Write out the listing exactly as it is given.

[Data items]
□ □ □ □ □ □ □
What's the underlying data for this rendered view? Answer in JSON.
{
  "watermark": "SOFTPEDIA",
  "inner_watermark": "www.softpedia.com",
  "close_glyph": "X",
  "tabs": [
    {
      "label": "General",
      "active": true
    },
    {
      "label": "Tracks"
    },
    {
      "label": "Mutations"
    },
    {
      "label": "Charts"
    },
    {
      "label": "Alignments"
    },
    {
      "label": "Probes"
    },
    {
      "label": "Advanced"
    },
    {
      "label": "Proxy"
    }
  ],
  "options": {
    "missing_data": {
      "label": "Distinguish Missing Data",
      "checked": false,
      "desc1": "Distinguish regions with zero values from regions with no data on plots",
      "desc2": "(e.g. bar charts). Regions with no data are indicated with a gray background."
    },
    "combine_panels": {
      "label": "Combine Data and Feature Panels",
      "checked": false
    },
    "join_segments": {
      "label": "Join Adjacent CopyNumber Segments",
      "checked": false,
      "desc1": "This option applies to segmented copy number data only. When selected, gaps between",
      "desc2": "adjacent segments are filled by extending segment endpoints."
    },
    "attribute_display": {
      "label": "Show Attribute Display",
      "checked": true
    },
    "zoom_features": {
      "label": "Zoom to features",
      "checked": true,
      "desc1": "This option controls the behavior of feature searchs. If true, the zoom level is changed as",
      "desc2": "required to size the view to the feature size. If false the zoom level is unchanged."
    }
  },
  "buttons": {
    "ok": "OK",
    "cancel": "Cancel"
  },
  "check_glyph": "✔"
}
□ □ □ □ □ □ □
* **Task answer**
What's the underlying data for this rendered view? Answer in JSON.
{
  "watermark": "SOFTPEDIA",
  "inner_watermark": "www.softpedia.com",
  "close_glyph": "X",
  "tabs": [
    {
      "label": "General",
      "active": true
    },
    {
      "label": "Tracks"
    },
    {
      "label": "Mutations"
    },
    {
      "label": "Charts"
    },
    {
      "label": "Alignments"
    },
    {
      "label": "Probes"
    },
    {
      "label": "Advanced"
    },
    {
      "label": "Proxy"
    }
  ],
  "options": {
    "missing_data": {
      "label": "Distinguish Missing Data",
      "checked": false,
      "desc1": "Distinguish regions with zero values from regions with no data on plots",
      "desc2": "(e.g. bar charts). Regions with no data are indicated with a gray background."
    },
    "combine_panels": {
      "label": "Combine Data and Feature Panels",
      "checked": false
    },
    "join_segments": {
      "label": "Join Adjacent CopyNumber Segments",
      "checked": false,
      "desc1": "This option applies to segmented copy number data only. When selected, gaps between",
      "desc2": "adjacent segments are filled by extending segment endpoints."
    },
    "attribute_display": {
      "label": "Show Attribute Display",
      "checked": true
    },
    "zoom_features": {
      "label": "Zoom to features",
      "checked": true,
      "desc1": "This option controls the behavior of feature searchs. If true, the zoom level is changed as",
      "desc2": "required to size the view to the feature size. If false the zoom level is unchanged."
    }
  },
  "buttons": {
    "ok": "OK",
    "cancel": "Cancel"
  },
  "check_glyph": "✔"
}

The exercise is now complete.